Go through the listing and set it down exactly, leaving out its pictures.

(Some records)
*-*-*
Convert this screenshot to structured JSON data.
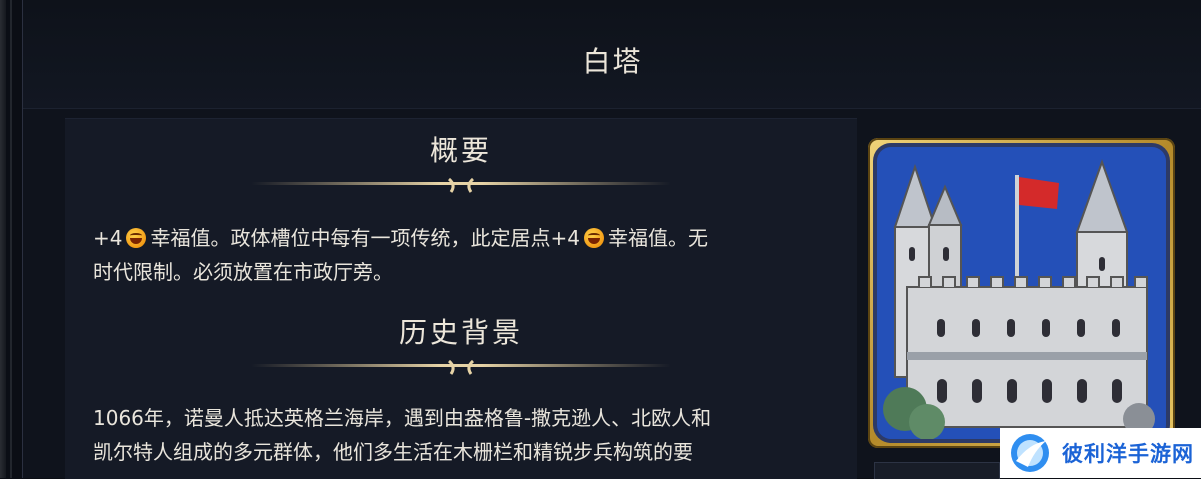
{
  "title": "白塔",
  "summary": {
    "heading": "概要",
    "line1_part1": "+4",
    "line1_part2": "幸福值。政体槽位中每有一项传统，此定居点+4",
    "line1_part3": "幸福值。无",
    "line2": "时代限制。必须放置在市政厅旁。",
    "icon": "happiness-emoji-icon"
  },
  "history": {
    "heading": "历史背景",
    "line1": "1066年，诺曼人抵达英格兰海岸，遇到由盎格鲁-撒克逊人、北欧人和",
    "line2": "凯尔特人组成的多元群体，他们多生活在木栅栏和精锐步兵构筑的要"
  },
  "image": {
    "subject": "white-tower-icon",
    "flag_color": "#d42a2a",
    "sky_color": "#2450b8",
    "frame_color": "#d8b24a"
  },
  "watermark": {
    "text": "彼利洋手游网"
  }
}
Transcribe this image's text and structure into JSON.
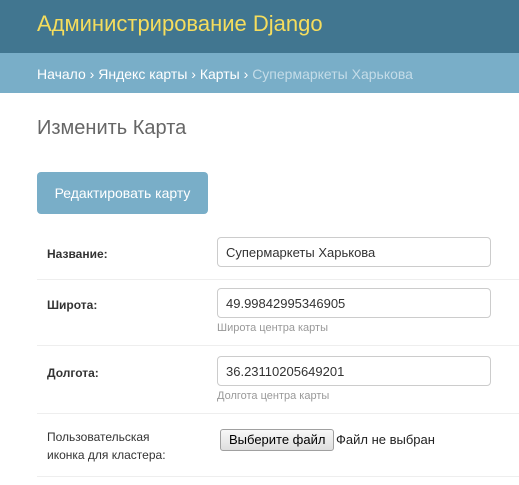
{
  "header": {
    "site_name": "Администрирование Django"
  },
  "breadcrumbs": {
    "items": [
      "Начало",
      "Яндекс карты",
      "Карты"
    ],
    "separator": "›",
    "current": "Супермаркеты Харькова"
  },
  "page": {
    "title": "Изменить Карта"
  },
  "toolbar": {
    "edit_map_label": "Редактировать карту"
  },
  "form": {
    "name": {
      "label": "Название:",
      "value": "Супермаркеты Харькова"
    },
    "latitude": {
      "label": "Широта:",
      "value": "49.99842995346905",
      "help": "Широта центра карты"
    },
    "longitude": {
      "label": "Долгота:",
      "value": "36.23110205649201",
      "help": "Долгота центра карты"
    },
    "cluster_icon": {
      "label_line1": "Пользовательская",
      "label_line2": "иконка для кластера:",
      "button_label": "Выберите файл",
      "status": "Файл не выбран"
    }
  },
  "colors": {
    "header_bg": "#417690",
    "site_name": "#f5dd5d",
    "breadcrumbs_bg": "#79aec8",
    "button_bg": "#79aec8"
  }
}
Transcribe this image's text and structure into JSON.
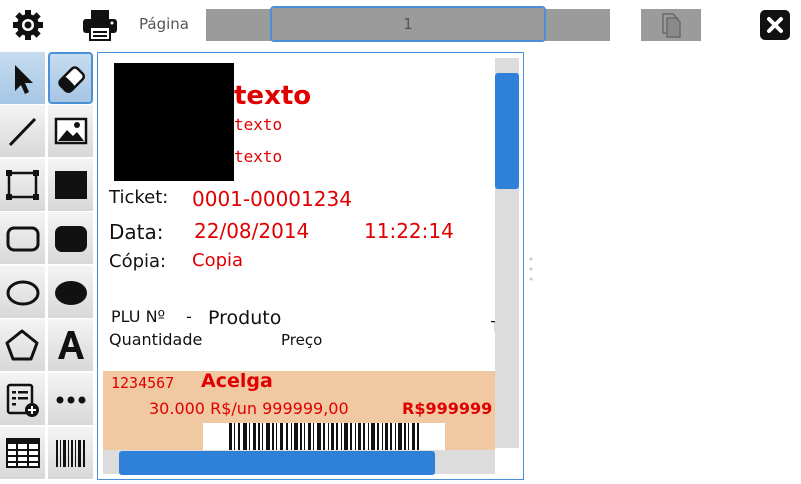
{
  "toolbar": {
    "page_label": "Página",
    "page_value": "1",
    "icons": {
      "settings": "gear-icon",
      "print": "printer-icon",
      "duplicate": "copy-pages-icon",
      "close": "close-icon"
    }
  },
  "tools": [
    {
      "name": "select-tool",
      "icon": "cursor-arrow-icon"
    },
    {
      "name": "eraser-tool",
      "icon": "eraser-icon"
    },
    {
      "name": "line-tool",
      "icon": "line-icon"
    },
    {
      "name": "image-tool",
      "icon": "image-icon"
    },
    {
      "name": "rectangle-tool",
      "icon": "rectangle-outline-icon"
    },
    {
      "name": "filled-rectangle-tool",
      "icon": "rectangle-filled-icon"
    },
    {
      "name": "rounded-rectangle-tool",
      "icon": "rounded-rectangle-outline-icon"
    },
    {
      "name": "filled-rounded-rectangle-tool",
      "icon": "rounded-rectangle-filled-icon"
    },
    {
      "name": "ellipse-tool",
      "icon": "ellipse-outline-icon"
    },
    {
      "name": "filled-ellipse-tool",
      "icon": "ellipse-filled-icon"
    },
    {
      "name": "polygon-tool",
      "icon": "pentagon-icon"
    },
    {
      "name": "text-tool",
      "icon": "text-a-icon"
    },
    {
      "name": "add-field-tool",
      "icon": "list-add-icon"
    },
    {
      "name": "more-tool",
      "icon": "ellipsis-icon"
    },
    {
      "name": "table-tool",
      "icon": "table-icon"
    },
    {
      "name": "barcode-tool",
      "icon": "barcode-icon"
    }
  ],
  "ticket": {
    "header_title": "texto",
    "header_line2": "texto",
    "header_line3": "texto",
    "ticket_label": "Ticket:",
    "ticket_value": "0001-00001234",
    "date_label": "Data:",
    "date_value": "22/08/2014",
    "time_value": "11:22:14",
    "copy_label": "Cópia:",
    "copy_value": "Copia",
    "col_plu": "PLU Nº",
    "col_dash": "-",
    "col_product": "Produto",
    "col_quantity": "Quantidade",
    "col_price": "Preço",
    "col_total": "T",
    "item_plu": "1234567",
    "item_name": "Acelga",
    "item_qty_unit": "30.000 R$/un 999999,00",
    "item_total": "R$999999"
  },
  "colors": {
    "accent": "#4a90d9",
    "scroll": "#2f80d8",
    "value_red": "#e00000",
    "band": "#f0c9a3",
    "toolbar_field": "#9b9b9b"
  }
}
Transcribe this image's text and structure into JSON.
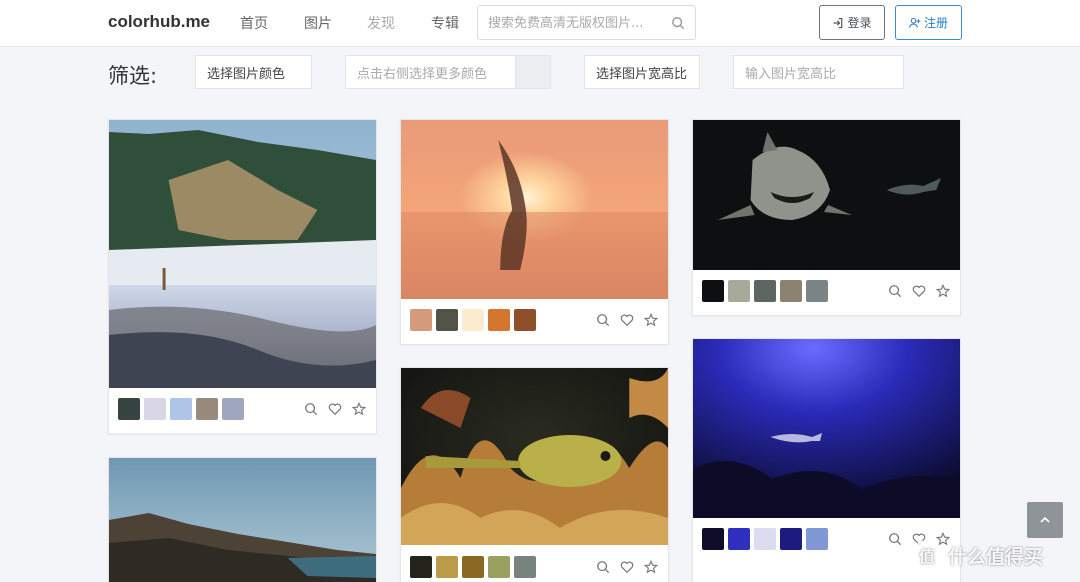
*-*-*
Full answer
Convert this screenshot to structured JSON data.
{
  "title": "白塔",
  "summary": {
    "heading": "概要",
    "line1_part1": "+4",
    "line1_part2": "幸福值。政体槽位中每有一项传统，此定居点+4",
    "line1_part3": "幸福值。无",
    "line2": "时代限制。必须放置在市政厅旁。",
    "icon": "happiness-emoji-icon"
  },
  "history": {
    "heading": "历史背景",
    "line1": "1066年，诺曼人抵达英格兰海岸，遇到由盎格鲁-撒克逊人、北欧人和",
    "line2": "凯尔特人组成的多元群体，他们多生活在木栅栏和精锐步兵构筑的要"
  },
  "image": {
    "subject": "white-tower-icon",
    "flag_color": "#d42a2a",
    "sky_color": "#2450b8",
    "frame_color": "#d8b24a"
  },
  "watermark": {
    "text": "彼利洋手游网"
  }
}
Transcribe this image's text and structure into JSON.
{
  "header": {
    "site_name": "Администрирование Django"
  },
  "breadcrumbs": {
    "items": [
      "Начало",
      "Яндекс карты",
      "Карты"
    ],
    "separator": "›",
    "current": "Супермаркеты Харькова"
  },
  "page": {
    "title": "Изменить Карта"
  },
  "toolbar": {
    "edit_map_label": "Редактировать карту"
  },
  "form": {
    "name": {
      "label": "Название:",
      "value": "Супермаркеты Харькова"
    },
    "latitude": {
      "label": "Широта:",
      "value": "49.99842995346905",
      "help": "Широта центра карты"
    },
    "longitude": {
      "label": "Долгота:",
      "value": "36.23110205649201",
      "help": "Долгота центра карты"
    },
    "cluster_icon": {
      "label_line1": "Пользовательская",
      "label_line2": "иконка для кластера:",
      "button_label": "Выберите файл",
      "status": "Файл не выбран"
    }
  },
  "colors": {
    "header_bg": "#417690",
    "site_name": "#f5dd5d",
    "breadcrumbs_bg": "#79aec8",
    "button_bg": "#79aec8"
  }
}
Transcribe this image's text and structure into JSON.
{
  "toolbar": {
    "page_label": "Página",
    "page_value": "1",
    "icons": {
      "settings": "gear-icon",
      "print": "printer-icon",
      "duplicate": "copy-pages-icon",
      "close": "close-icon"
    }
  },
  "tools": [
    {
      "name": "select-tool",
      "icon": "cursor-arrow-icon"
    },
    {
      "name": "eraser-tool",
      "icon": "eraser-icon"
    },
    {
      "name": "line-tool",
      "icon": "line-icon"
    },
    {
      "name": "image-tool",
      "icon": "image-icon"
    },
    {
      "name": "rectangle-tool",
      "icon": "rectangle-outline-icon"
    },
    {
      "name": "filled-rectangle-tool",
      "icon": "rectangle-filled-icon"
    },
    {
      "name": "rounded-rectangle-tool",
      "icon": "rounded-rectangle-outline-icon"
    },
    {
      "name": "filled-rounded-rectangle-tool",
      "icon": "rounded-rectangle-filled-icon"
    },
    {
      "name": "ellipse-tool",
      "icon": "ellipse-outline-icon"
    },
    {
      "name": "filled-ellipse-tool",
      "icon": "ellipse-filled-icon"
    },
    {
      "name": "polygon-tool",
      "icon": "pentagon-icon"
    },
    {
      "name": "text-tool",
      "icon": "text-a-icon"
    },
    {
      "name": "add-field-tool",
      "icon": "list-add-icon"
    },
    {
      "name": "more-tool",
      "icon": "ellipsis-icon"
    },
    {
      "name": "table-tool",
      "icon": "table-icon"
    },
    {
      "name": "barcode-tool",
      "icon": "barcode-icon"
    }
  ],
  "ticket": {
    "header_title": "texto",
    "header_line2": "texto",
    "header_line3": "texto",
    "ticket_label": "Ticket:",
    "ticket_value": "0001-00001234",
    "date_label": "Data:",
    "date_value": "22/08/2014",
    "time_value": "11:22:14",
    "copy_label": "Cópia:",
    "copy_value": "Copia",
    "col_plu": "PLU Nº",
    "col_dash": "-",
    "col_product": "Produto",
    "col_quantity": "Quantidade",
    "col_price": "Preço",
    "col_total": "T",
    "item_plu": "1234567",
    "item_name": "Acelga",
    "item_qty_unit": "30.000 R$/un 999999,00",
    "item_total": "R$999999"
  },
  "colors": {
    "accent": "#4a90d9",
    "scroll": "#2f80d8",
    "value_red": "#e00000",
    "band": "#f0c9a3",
    "toolbar_field": "#9b9b9b"
  }
}
Transcribe this image's text and structure into JSON.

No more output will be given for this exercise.